> _Task goal_
Your task is to extract every entry that follows word for word while excluding the pictures.

> _Data to process_
_____

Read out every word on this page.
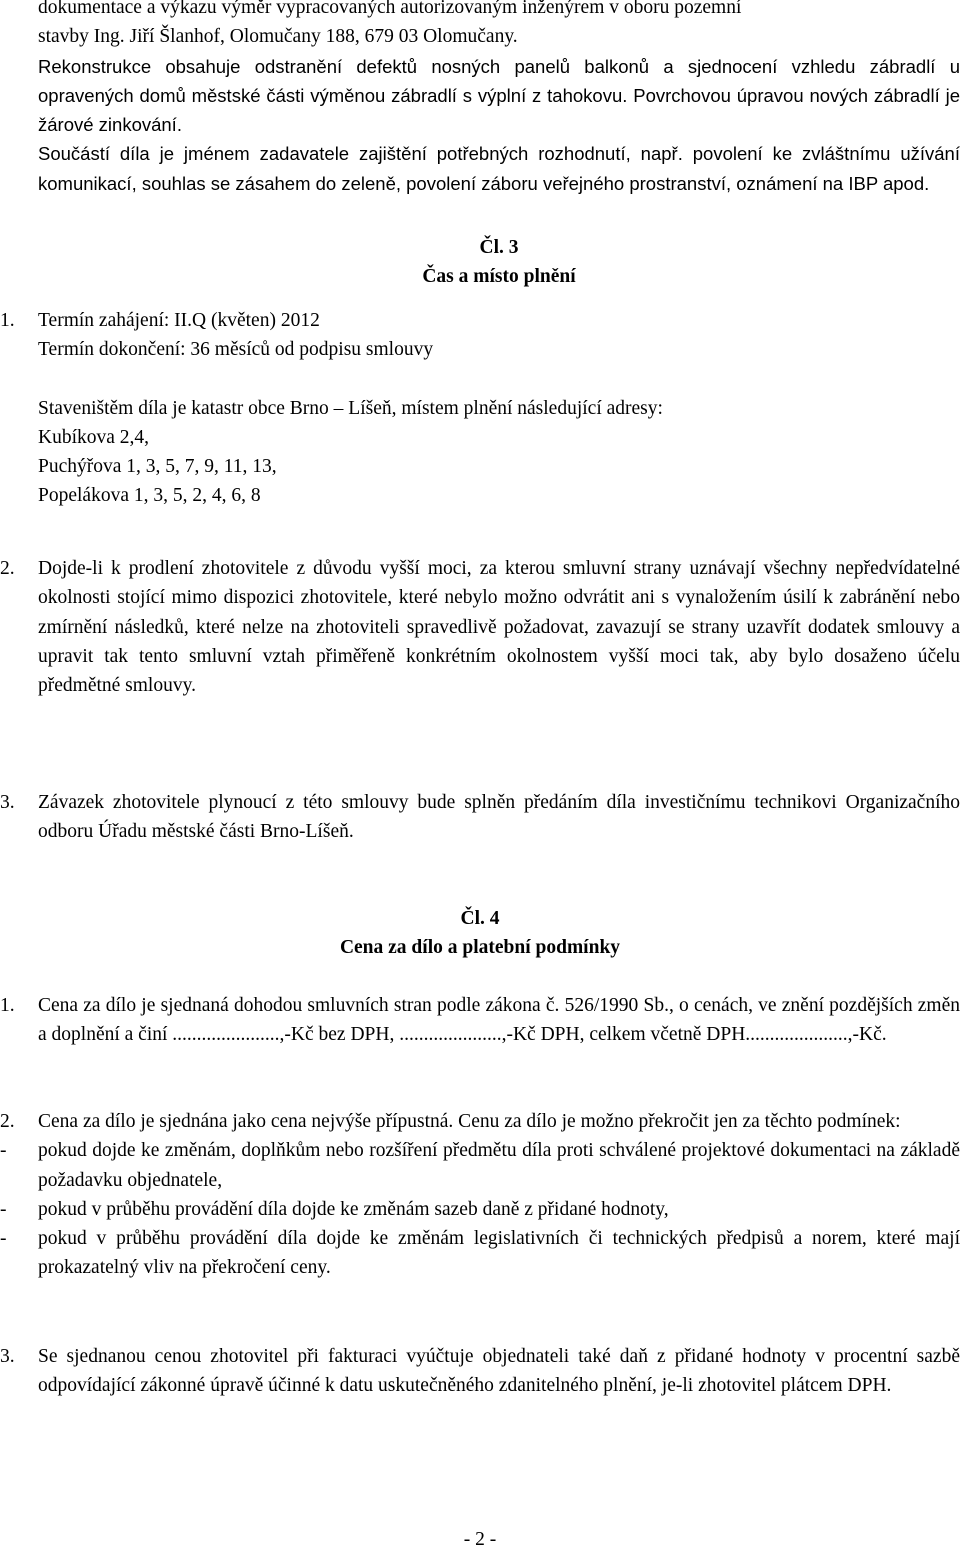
dokumentace a výkazu výměr vypracovaných autorizovaným inženýrem v oboru pozemní
stavby Ing. Jiří Šlanhof, Olomučany 188, 679 03 Olomučany.

Rekonstrukce obsahuje odstranění defektů nosných panelů balkonů a sjednocení vzhledu zábradlí u opravených domů městské části výměnou zábradlí s výplní z tahokovu. Povrchovou úpravou nových zábradlí je žárové zinkování.

Součástí díla je jménem zadavatele zajištění potřebných rozhodnutí, např. povolení ke zvláštnímu užívání komunikací, souhlas se zásahem do zeleně, povolení záboru veřejného prostranství, oznámení na IBP apod.

Čl. 3
Čas a místo plnění
1. Termín zahájení: II.Q (květen) 2012
Termín dokončení: 36 měsíců od podpisu smlouvy
Staveništěm díla je katastr obce Brno – Líšeň, místem plnění následující adresy:
Kubíkova 2,4,
Puchýřova 1, 3, 5, 7, 9, 11, 13,
Popelákova 1, 3, 5, 2, 4, 6, 8
2.	Dojde-li k prodlení zhotovitele z důvodu vyšší moci, za kterou smluvní strany uznávají všechny nepředvídatelné okolnosti stojící mimo dispozici zhotovitele, které nebylo možno odvrátit ani s vynaložením úsilí k zabránění nebo zmírnění následků, které nelze na zhotoviteli spravedlivě požadovat, zavazují se strany uzavřít dodatek smlouvy a upravit tak tento smluvní vztah přiměřeně konkrétním okolnostem vyšší moci tak, aby bylo dosaženo účelu předmětné smlouvy.

3.	Závazek zhotovitele plynoucí z této smlouvy bude splněn předáním díla investičnímu technikovi Organizačního odboru Úřadu městské části Brno-Líšeň.

Čl. 4
Cena za dílo a platební podmínky
1.	Cena za dílo je sjednaná dohodou smluvních stran podle zákona č. 526/1990 Sb., o cenách, ve znění pozdějších změn a doplnění a činí ......................,-Kč bez DPH, .....................,-Kč DPH, celkem včetně DPH.....................,-Kč.

2. Cena za dílo je sjednána jako cena nejvýše přípustná. Cenu za dílo je možno překročit jen za těchto podmínek:

- pokud dojde ke změnám, doplňkům nebo rozšíření předmětu díla proti schválené projektové dokumentaci na základě požadavku objednatele,

- pokud v průběhu provádění díla dojde ke změnám sazeb daně z přidané hodnoty,

- pokud v průběhu provádění díla dojde ke změnám legislativních či technických předpisů a norem, které mají prokazatelný vliv na překročení ceny.

3.	Se sjednanou cenou zhotovitel při fakturaci vyúčtuje objednateli také daň z přidané hodnoty v procentní sazbě odpovídající zákonné úpravě účinné k datu uskutečněného zdanitelného plnění, je-li zhotovitel plátcem DPH.

- 2 -
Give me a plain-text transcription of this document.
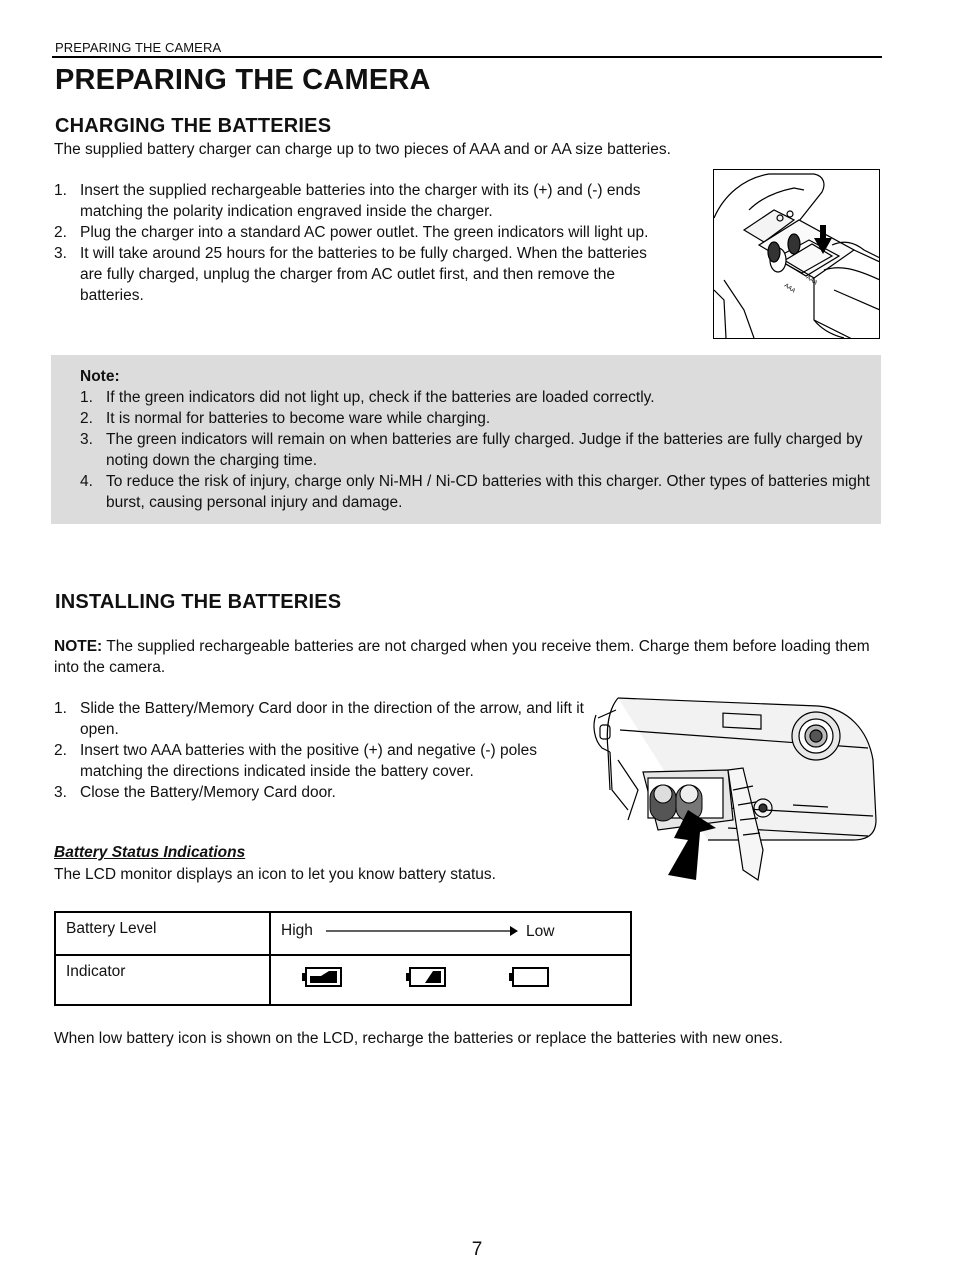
PREPARING THE CAMERA
PREPARING THE CAMERA
CHARGING THE BATTERIES
The supplied battery charger can charge up to two pieces of AAA and or AA size batteries.
1. Insert the supplied rechargeable batteries into the charger with its (+) and (-) ends matching the polarity indication engraved inside the charger.
2. Plug the charger into a standard AC power outlet. The green indicators will light up.
3. It will take around 25 hours for the batteries to be fully charged. When the batteries are fully charged, unplug the charger from AC outlet first, and then remove the batteries.
AAA
AAA
Note:
1. If the green indicators did not light up, check if the batteries are loaded correctly.
2. It is normal for batteries to become ware while charging.
3. The green indicators will remain on when batteries are fully charged. Judge if the batteries are fully charged by noting down the charging time.
4. To reduce the risk of injury, charge only Ni-MH / Ni-CD batteries with this charger. Other types of batteries might burst, causing personal injury and damage.
INSTALLING THE BATTERIES
NOTE: The supplied rechargeable batteries are not charged when you receive them. Charge them before loading them into the camera.
1. Slide the Battery/Memory Card door in the direction of the arrow, and lift it open.
2. Insert two AAA batteries with the positive (+) and negative (-) poles matching the directions indicated inside the battery cover.
3. Close the Battery/Memory Card door.
Battery Status Indications
The LCD monitor displays an icon to let you know battery status.
Battery Level	High Low

Indicator	
When low battery icon is shown on the LCD, recharge the batteries or replace the batteries with new ones.
7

_____

> _Result_
Read out every word on this page.
dokumentace a výkazu výměr vypracovaných autorizovaným inženýrem v oboru pozemní
stavby Ing. Jiří Šlanhof, Olomučany 188, 679 03 Olomučany.

Rekonstrukce obsahuje odstranění defektů nosných panelů balkonů a sjednocení vzhledu zábradlí u opravených domů městské části výměnou zábradlí s výplní z tahokovu. Povrchovou úpravou nových zábradlí je žárové zinkování.

Součástí díla je jménem zadavatele zajištění potřebných rozhodnutí, např. povolení ke zvláštnímu užívání komunikací, souhlas se zásahem do zeleně, povolení záboru veřejného prostranství, oznámení na IBP apod.

Čl. 3
Čas a místo plnění
1. Termín zahájení: II.Q (květen) 2012
Termín dokončení: 36 měsíců od podpisu smlouvy
Staveništěm díla je katastr obce Brno – Líšeň, místem plnění následující adresy:
Kubíkova 2,4,
Puchýřova 1, 3, 5, 7, 9, 11, 13,
Popelákova 1, 3, 5, 2, 4, 6, 8
2.	Dojde-li k prodlení zhotovitele z důvodu vyšší moci, za kterou smluvní strany uznávají všechny nepředvídatelné okolnosti stojící mimo dispozici zhotovitele, které nebylo možno odvrátit ani s vynaložením úsilí k zabránění nebo zmírnění následků, které nelze na zhotoviteli spravedlivě požadovat, zavazují se strany uzavřít dodatek smlouvy a upravit tak tento smluvní vztah přiměřeně konkrétním okolnostem vyšší moci tak, aby bylo dosaženo účelu předmětné smlouvy.

3.	Závazek zhotovitele plynoucí z této smlouvy bude splněn předáním díla investičnímu technikovi Organizačního odboru Úřadu městské části Brno-Líšeň.

Čl. 4
Cena za dílo a platební podmínky
1.	Cena za dílo je sjednaná dohodou smluvních stran podle zákona č. 526/1990 Sb., o cenách, ve znění pozdějších změn a doplnění a činí ......................,-Kč bez DPH, .....................,-Kč DPH, celkem včetně DPH.....................,-Kč.

2. Cena za dílo je sjednána jako cena nejvýše přípustná. Cenu za dílo je možno překročit jen za těchto podmínek:

- pokud dojde ke změnám, doplňkům nebo rozšíření předmětu díla proti schválené projektové dokumentaci na základě požadavku objednatele,

- pokud v průběhu provádění díla dojde ke změnám sazeb daně z přidané hodnoty,

- pokud v průběhu provádění díla dojde ke změnám legislativních či technických předpisů a norem, které mají prokazatelný vliv na překročení ceny.

3.	Se sjednanou cenou zhotovitel při fakturaci vyúčtuje objednateli také daň z přidané hodnoty v procentní sazbě odpovídající zákonné úpravě účinné k datu uskutečněného zdanitelného plnění, je-li zhotovitel plátcem DPH.

- 2 -
Give me a plain-text transcription of this document.
PREPARING THE CAMERA
PREPARING THE CAMERA
CHARGING THE BATTERIES
The supplied battery charger can charge up to two pieces of AAA and or AA size batteries.
1. Insert the supplied rechargeable batteries into the charger with its (+) and (-) ends matching the polarity indication engraved inside the charger.
2. Plug the charger into a standard AC power outlet. The green indicators will light up.
3. It will take around 25 hours for the batteries to be fully charged. When the batteries are fully charged, unplug the charger from AC outlet first, and then remove the batteries.
AAA
AAA
Note:
1. If the green indicators did not light up, check if the batteries are loaded correctly.
2. It is normal for batteries to become ware while charging.
3. The green indicators will remain on when batteries are fully charged. Judge if the batteries are fully charged by noting down the charging time.
4. To reduce the risk of injury, charge only Ni-MH / Ni-CD batteries with this charger. Other types of batteries might burst, causing personal injury and damage.
INSTALLING THE BATTERIES
NOTE: The supplied rechargeable batteries are not charged when you receive them. Charge them before loading them into the camera.
1. Slide the Battery/Memory Card door in the direction of the arrow, and lift it open.
2. Insert two AAA batteries with the positive (+) and negative (-) poles matching the directions indicated inside the battery cover.
3. Close the Battery/Memory Card door.
Battery Status Indications
The LCD monitor displays an icon to let you know battery status.
Battery Level	High Low

Indicator	
When low battery icon is shown on the LCD, recharge the batteries or replace the batteries with new ones.
7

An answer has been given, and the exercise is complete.